WORK INSTRUCTIONS: Without the pictures, copy all the entries below exactly.
**** PROVIDED RECORDS ****
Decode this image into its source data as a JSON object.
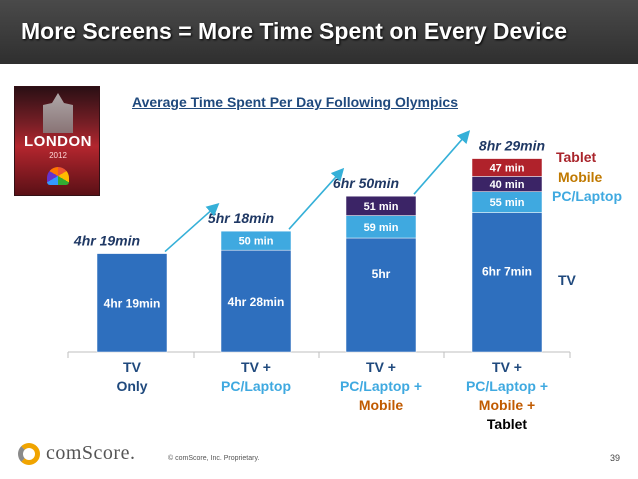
{
  "slide": {
    "title": "More Screens = More Time Spent on Every Device",
    "photo_text": "LONDON",
    "photo_year": "2012",
    "brand": "comScore.",
    "copyright": "© comScore, Inc.    Proprietary.",
    "page_number": "39"
  },
  "colors": {
    "tv": "#2e6fbe",
    "pc_laptop": "#3fa9e0",
    "mobile": "#3b2466",
    "tablet": "#b0222b",
    "header_bg": "#3b3b3b",
    "total_label": "#1f3864",
    "arrow": "#35b0d8",
    "legend_tablet": "#a9242b",
    "legend_mobile": "#c07900",
    "legend_pc": "#3fa9e0",
    "legend_tv": "#1f497d",
    "cat_tv": "#1f497d",
    "cat_pc": "#3fa9e0",
    "cat_mobile": "#c05a00",
    "cat_tablet": "#000000"
  },
  "chart_data": {
    "type": "bar",
    "stacked": true,
    "title": "Average Time Spent Per Day Following Olympics",
    "unit": "minutes",
    "categories": [
      [
        "TV",
        "Only"
      ],
      [
        "TV +",
        "PC/Laptop"
      ],
      [
        "TV +",
        "PC/Laptop +",
        "Mobile"
      ],
      [
        "TV +",
        "PC/Laptop +",
        "Mobile +",
        "Tablet"
      ]
    ],
    "series": [
      {
        "name": "TV",
        "key": "tv",
        "values": [
          259,
          268,
          300,
          367
        ],
        "labels": [
          "4hr 19min",
          "4hr 28min",
          "5hr",
          "6hr 7min"
        ]
      },
      {
        "name": "PC/Laptop",
        "key": "pc_laptop",
        "values": [
          0,
          50,
          59,
          55
        ],
        "labels": [
          "",
          "50 min",
          "59 min",
          "55 min"
        ]
      },
      {
        "name": "Mobile",
        "key": "mobile",
        "values": [
          0,
          0,
          51,
          40
        ],
        "labels": [
          "",
          "",
          "51 min",
          "40 min"
        ]
      },
      {
        "name": "Tablet",
        "key": "tablet",
        "values": [
          0,
          0,
          0,
          47
        ],
        "labels": [
          "",
          "",
          "",
          "47 min"
        ]
      }
    ],
    "totals": [
      "4hr 19min",
      "5hr 18min",
      "6hr 50min",
      "8hr 29min"
    ],
    "legend": [
      "Tablet",
      "Mobile",
      "PC/Laptop",
      "TV"
    ],
    "ylim": [
      0,
      509
    ],
    "legend_position": "right",
    "grid": false
  }
}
****
WRITTEN SOLUTION:
Decode this image into its source data as a JSON object.
{
  "slide": {
    "title": "More Screens = More Time Spent on Every Device",
    "photo_text": "LONDON",
    "photo_year": "2012",
    "brand": "comScore.",
    "copyright": "© comScore, Inc.    Proprietary.",
    "page_number": "39"
  },
  "colors": {
    "tv": "#2e6fbe",
    "pc_laptop": "#3fa9e0",
    "mobile": "#3b2466",
    "tablet": "#b0222b",
    "header_bg": "#3b3b3b",
    "total_label": "#1f3864",
    "arrow": "#35b0d8",
    "legend_tablet": "#a9242b",
    "legend_mobile": "#c07900",
    "legend_pc": "#3fa9e0",
    "legend_tv": "#1f497d",
    "cat_tv": "#1f497d",
    "cat_pc": "#3fa9e0",
    "cat_mobile": "#c05a00",
    "cat_tablet": "#000000"
  },
  "chart_data": {
    "type": "bar",
    "stacked": true,
    "title": "Average Time Spent Per Day Following Olympics",
    "unit": "minutes",
    "categories": [
      [
        "TV",
        "Only"
      ],
      [
        "TV +",
        "PC/Laptop"
      ],
      [
        "TV +",
        "PC/Laptop +",
        "Mobile"
      ],
      [
        "TV +",
        "PC/Laptop +",
        "Mobile +",
        "Tablet"
      ]
    ],
    "series": [
      {
        "name": "TV",
        "key": "tv",
        "values": [
          259,
          268,
          300,
          367
        ],
        "labels": [
          "4hr 19min",
          "4hr 28min",
          "5hr",
          "6hr 7min"
        ]
      },
      {
        "name": "PC/Laptop",
        "key": "pc_laptop",
        "values": [
          0,
          50,
          59,
          55
        ],
        "labels": [
          "",
          "50 min",
          "59 min",
          "55 min"
        ]
      },
      {
        "name": "Mobile",
        "key": "mobile",
        "values": [
          0,
          0,
          51,
          40
        ],
        "labels": [
          "",
          "",
          "51 min",
          "40 min"
        ]
      },
      {
        "name": "Tablet",
        "key": "tablet",
        "values": [
          0,
          0,
          0,
          47
        ],
        "labels": [
          "",
          "",
          "",
          "47 min"
        ]
      }
    ],
    "totals": [
      "4hr 19min",
      "5hr 18min",
      "6hr 50min",
      "8hr 29min"
    ],
    "legend": [
      "Tablet",
      "Mobile",
      "PC/Laptop",
      "TV"
    ],
    "ylim": [
      0,
      509
    ],
    "legend_position": "right",
    "grid": false
  }
}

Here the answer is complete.